──────── Page excerpt

MySQL Engine allows to defined a connection to a MySQL database and to associate one or  more  queries  of  arbitrary  form  with  the  connection.   Then  queries  can  be  used  by  other MPP   parts   (Users)   to   utilize   database   functionality.   It   is   possible   to   specify   that   during execution  of   queries   different   variables   (sender,   recipient,   client   ip,   etc)   must   be  inserted into   query   text   before   sending   it   to   the   database.   Basic   means   of   processing   results   of queries   and   presenting   them  to   Users   are   provided.   MySQL  Engine   implements   Generic Engine interface and can be used in any context that uses this interface.

Define MySQL Engine

An  instance  of  MySQL  Engine  is  defined  in  mppd.conf.xml  file  under  <mppd><engines> node with node name <mysql>. ID of the engine is defined with “id” attribute of <mysql> node.  Multiple MySQL  Engines with  different  ID's  can  be defined but  ID  must  be  unique with <engines>. MySQL Node Structure is described further in “Structural View” section. There   should   be   specified   a   connection   and   one  or   more   queries.   Queries   will   share specified connection.

────────────────
──────── Listed entries

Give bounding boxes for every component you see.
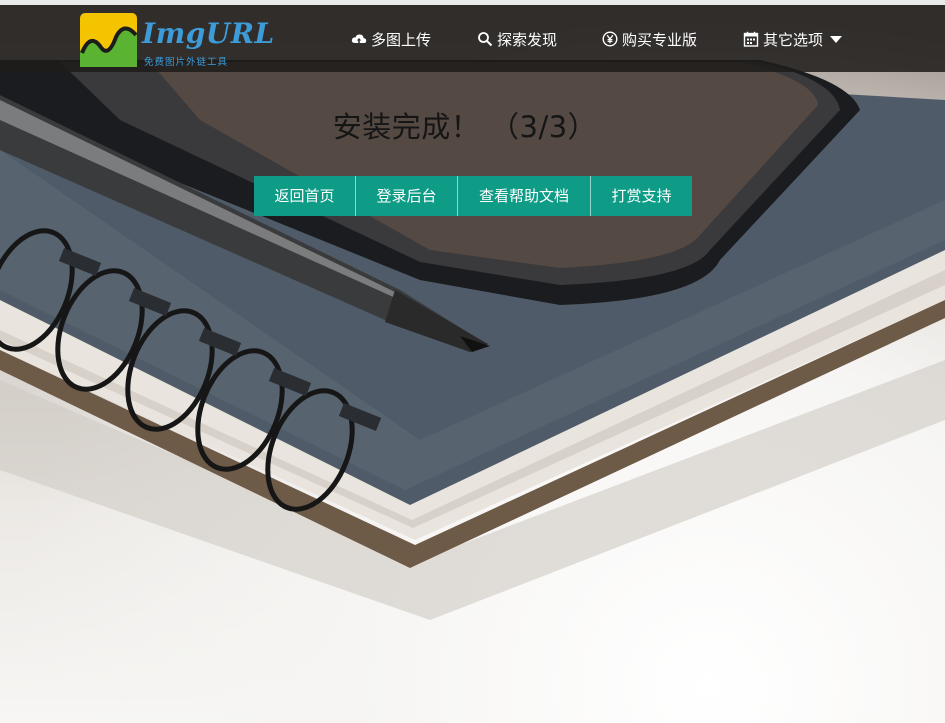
login-admin-button[interactable]: 登录后台 — [356, 176, 458, 216]
page-title: 安装完成！ （3/3） — [332, 110, 598, 144]
nav-item-upload[interactable]: 多图上传 — [351, 27, 431, 51]
nav-item-explore[interactable]: 探索发现 — [477, 27, 557, 51]
help-docs-button[interactable]: 查看帮助文档 — [458, 176, 591, 216]
action-button-group: 返回首页 登录后台 查看帮助文档 打赏支持 — [254, 176, 692, 216]
logo-mark-icon — [80, 13, 137, 67]
logo-text: ImgURL — [142, 17, 275, 50]
donate-button[interactable]: 打赏支持 — [591, 176, 692, 216]
logo[interactable]: ImgURL 免费图片外链工具 — [80, 11, 274, 69]
calendar-icon — [743, 31, 759, 47]
search-icon — [477, 31, 493, 47]
logo-tagline: 免费图片外链工具 — [144, 57, 229, 68]
chevron-down-icon — [830, 35, 843, 43]
cloud-upload-icon — [351, 31, 367, 47]
nav-label-upload: 多图上传 — [371, 30, 432, 49]
nav-label-buy-pro: 购买专业版 — [622, 30, 698, 49]
nav-label-explore: 探索发现 — [497, 30, 558, 49]
nav-label-more-options: 其它选项 — [763, 30, 824, 49]
nav-item-more-options[interactable]: 其它选项 — [743, 27, 843, 51]
navbar: ImgURL 免费图片外链工具 多图上传 探索发现 购买专业版 其它选项 — [0, 5, 945, 72]
nav-item-buy-pro[interactable]: 购买专业版 — [602, 27, 697, 51]
back-home-button[interactable]: 返回首页 — [254, 176, 356, 216]
yen-coin-icon — [602, 31, 618, 47]
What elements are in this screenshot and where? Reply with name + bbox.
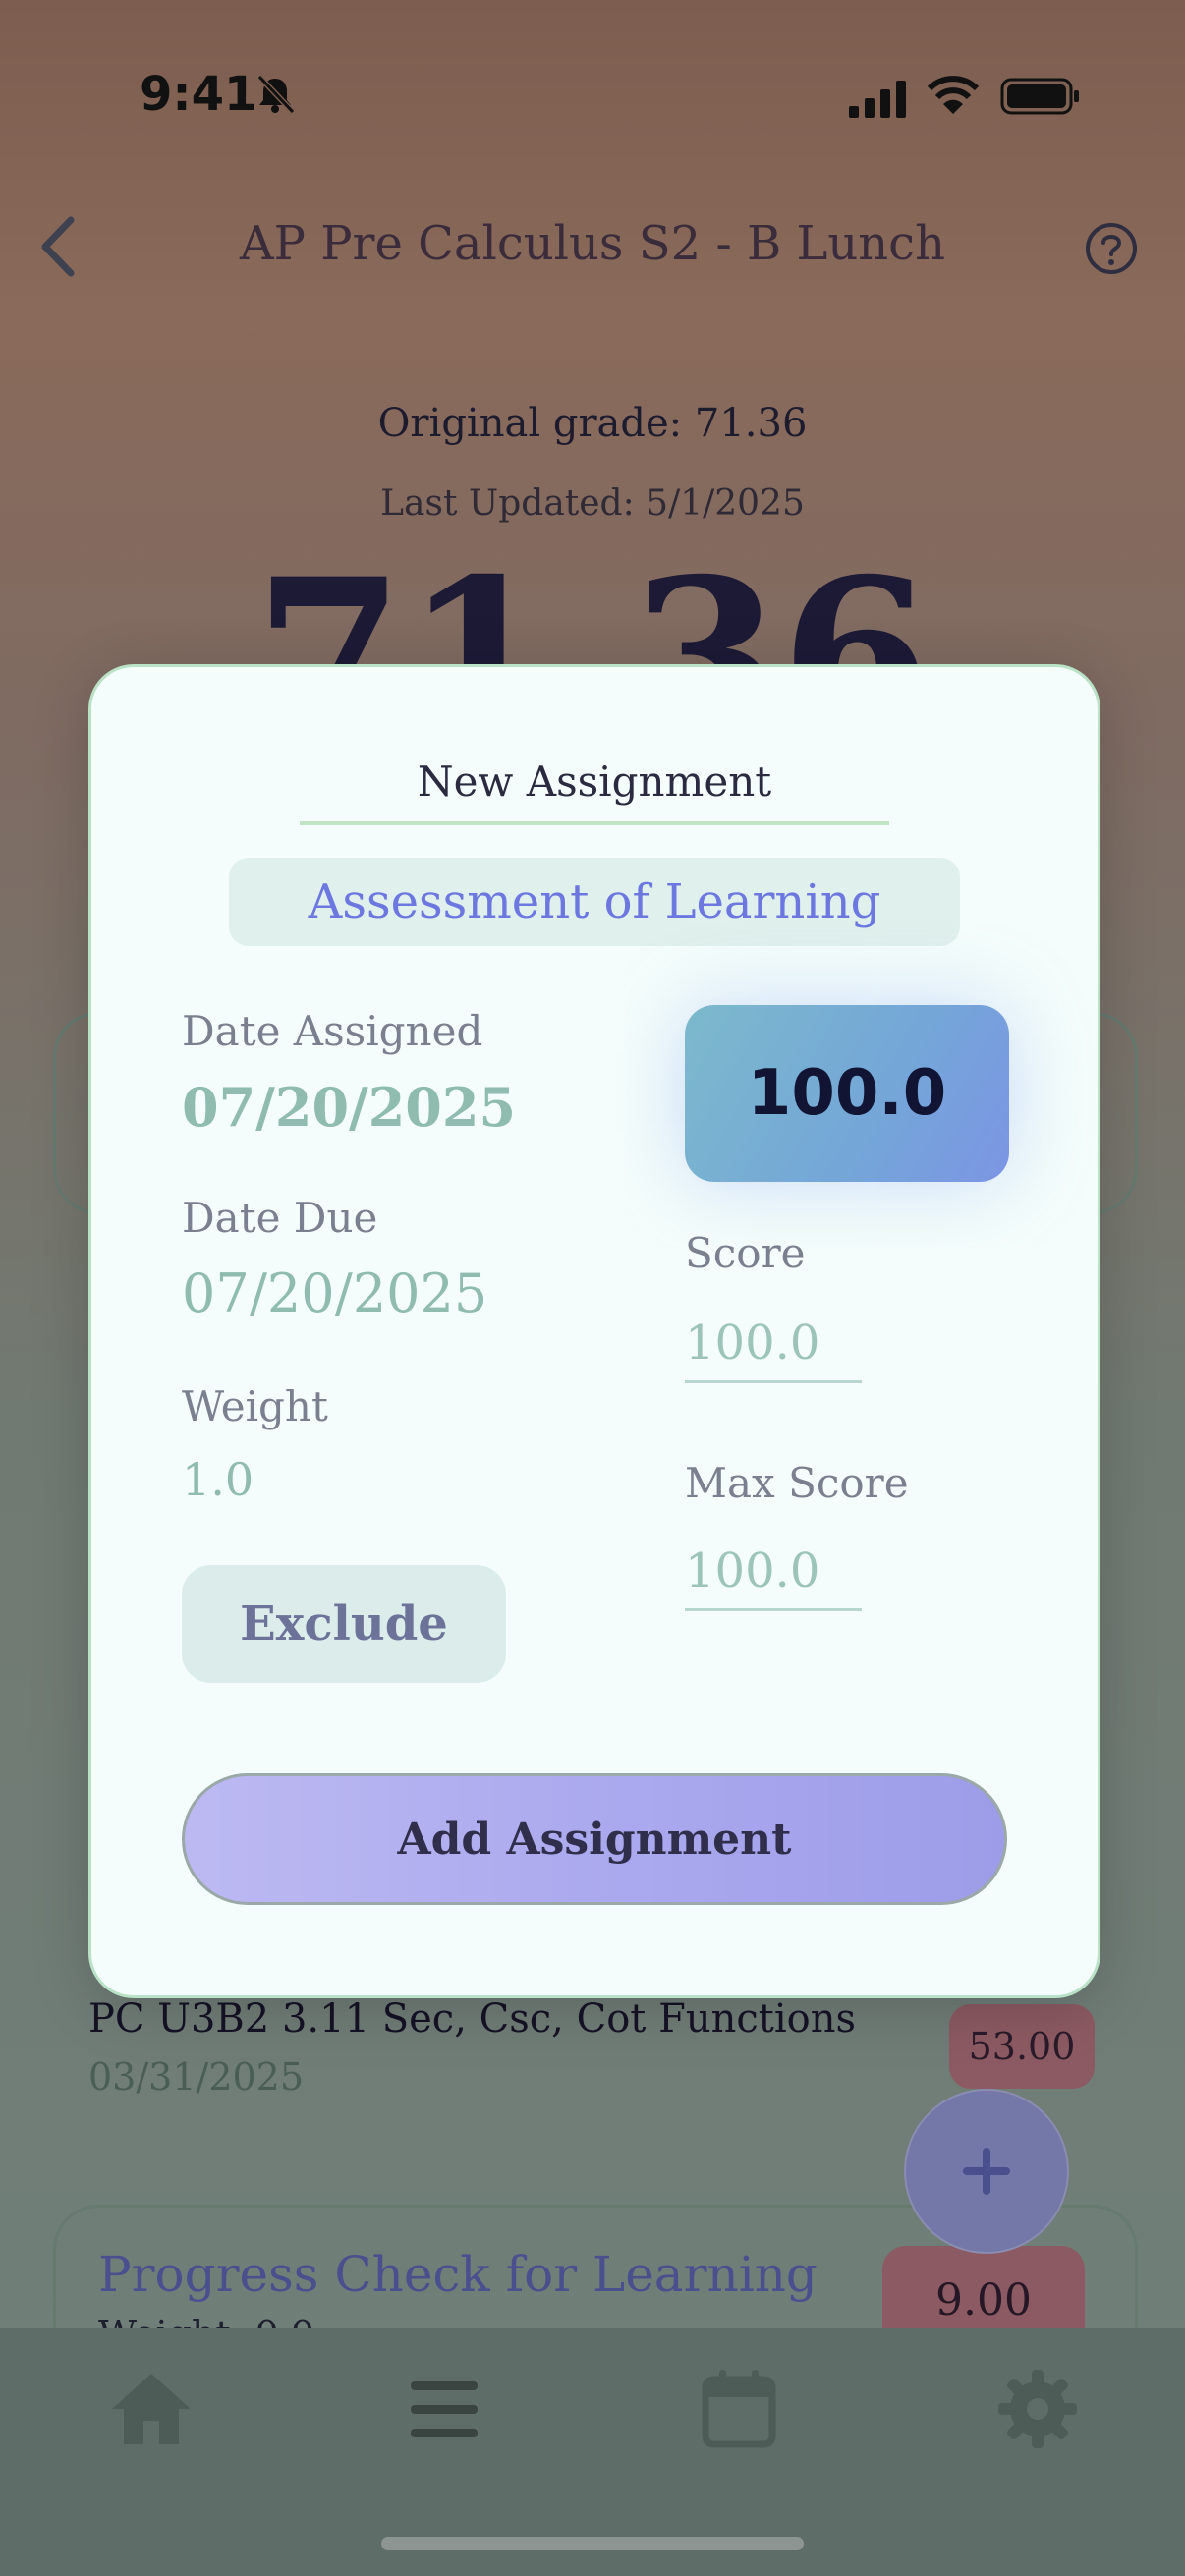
assignment-title[interactable]: PC U3B2 3.11 Sec, Csc, Cot Functions bbox=[88, 1996, 856, 2042]
last-updated: Last Updated: 5/1/2025 bbox=[380, 483, 805, 524]
score-input[interactable] bbox=[685, 1316, 862, 1383]
add-fab-button[interactable] bbox=[904, 2089, 1069, 2254]
exclude-button[interactable]: Exclude bbox=[182, 1565, 506, 1683]
category-title: Progress Check for Learning bbox=[98, 2246, 818, 2303]
date-assigned-label: Date Assigned bbox=[182, 1007, 483, 1055]
calendar-icon[interactable] bbox=[692, 2362, 786, 2456]
date-assigned-value[interactable]: 07/20/2025 bbox=[182, 1076, 516, 1139]
title-underline bbox=[300, 821, 889, 825]
list-icon[interactable] bbox=[397, 2362, 491, 2456]
add-assignment-button[interactable]: Add Assignment bbox=[182, 1773, 1007, 1905]
bell-muted-icon bbox=[256, 74, 296, 115]
date-due-label: Date Due bbox=[182, 1194, 378, 1242]
original-grade: Original grade: 71.36 bbox=[377, 401, 808, 446]
modal-title: New Assignment bbox=[417, 757, 772, 806]
assignment-score-badge: 53.00 bbox=[949, 2004, 1095, 2089]
plus-icon bbox=[963, 2148, 1010, 2195]
max-score-label: Max Score bbox=[685, 1459, 909, 1507]
date-due-value[interactable]: 07/20/2025 bbox=[182, 1262, 487, 1324]
percent-display: 100.0 bbox=[685, 1005, 1009, 1182]
max-score-input[interactable] bbox=[685, 1543, 862, 1611]
wifi-icon bbox=[928, 76, 979, 114]
score-label: Score bbox=[685, 1229, 806, 1277]
settings-icon[interactable] bbox=[990, 2362, 1085, 2456]
signal-icon bbox=[849, 81, 906, 118]
assignment-date: 03/31/2025 bbox=[88, 2055, 305, 2099]
weight-value[interactable]: 1.0 bbox=[182, 1453, 254, 1506]
status-time: 9:41 bbox=[140, 67, 257, 122]
page-title: AP Pre Calculus S2 - B Lunch bbox=[240, 216, 945, 271]
category-selector[interactable]: Assessment of Learning bbox=[229, 858, 960, 946]
new-assignment-modal: New Assignment Assessment of Learning Da… bbox=[88, 664, 1100, 1998]
home-indicator bbox=[381, 2537, 804, 2550]
battery-icon bbox=[1000, 78, 1079, 115]
home-icon[interactable] bbox=[104, 2362, 198, 2456]
help-icon[interactable] bbox=[1085, 222, 1138, 275]
weight-label: Weight bbox=[182, 1382, 328, 1430]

────────────────

- What you need to do -
Using the MySQL Engine excerpt, answer the following:
(a) Which interface does MySQL Engine implement?
(b) In which file is an instance of MySQL Engine defined?
(c) Which attribute of the <mysql> node defines the ID of the engine?
The records were taken from a different source.

- Written answer -
(a) The Generic Engine interface.
(b) The mppd.conf.xml file.
(c) The "id" attribute.